%%

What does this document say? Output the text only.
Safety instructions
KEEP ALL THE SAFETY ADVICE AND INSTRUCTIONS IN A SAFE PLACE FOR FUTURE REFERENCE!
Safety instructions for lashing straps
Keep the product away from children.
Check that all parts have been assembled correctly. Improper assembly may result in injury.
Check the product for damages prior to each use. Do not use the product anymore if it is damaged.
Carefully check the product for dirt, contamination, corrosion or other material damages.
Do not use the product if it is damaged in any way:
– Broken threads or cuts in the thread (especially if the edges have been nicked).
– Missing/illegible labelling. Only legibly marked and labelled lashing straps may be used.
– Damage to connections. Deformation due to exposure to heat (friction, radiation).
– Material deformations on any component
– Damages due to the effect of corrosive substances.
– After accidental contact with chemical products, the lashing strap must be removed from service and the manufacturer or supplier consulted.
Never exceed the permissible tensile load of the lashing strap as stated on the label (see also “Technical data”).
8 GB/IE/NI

%%

GIVEN INSTRUCTION. Return all of the data word for word.

FULL RESPONSE.
What does this document say? Output the text only.
Safety instructions
KEEP ALL THE SAFETY ADVICE AND INSTRUCTIONS IN A SAFE PLACE FOR FUTURE REFERENCE!
Safety instructions for lashing straps
Keep the product away from children.
Check that all parts have been assembled correctly. Improper assembly may result in injury.
Check the product for damages prior to each use. Do not use the product anymore if it is damaged.
Carefully check the product for dirt, contamination, corrosion or other material damages.
Do not use the product if it is damaged in any way:
– Broken threads or cuts in the thread (especially if the edges have been nicked).
– Missing/illegible labelling. Only legibly marked and labelled lashing straps may be used.
– Damage to connections. Deformation due to exposure to heat (friction, radiation).
– Material deformations on any component
– Damages due to the effect of corrosive substances.
– After accidental contact with chemical products, the lashing strap must be removed from service and the manufacturer or supplier consulted.
Never exceed the permissible tensile load of the lashing strap as stated on the label (see also “Technical data”).
8 GB/IE/NI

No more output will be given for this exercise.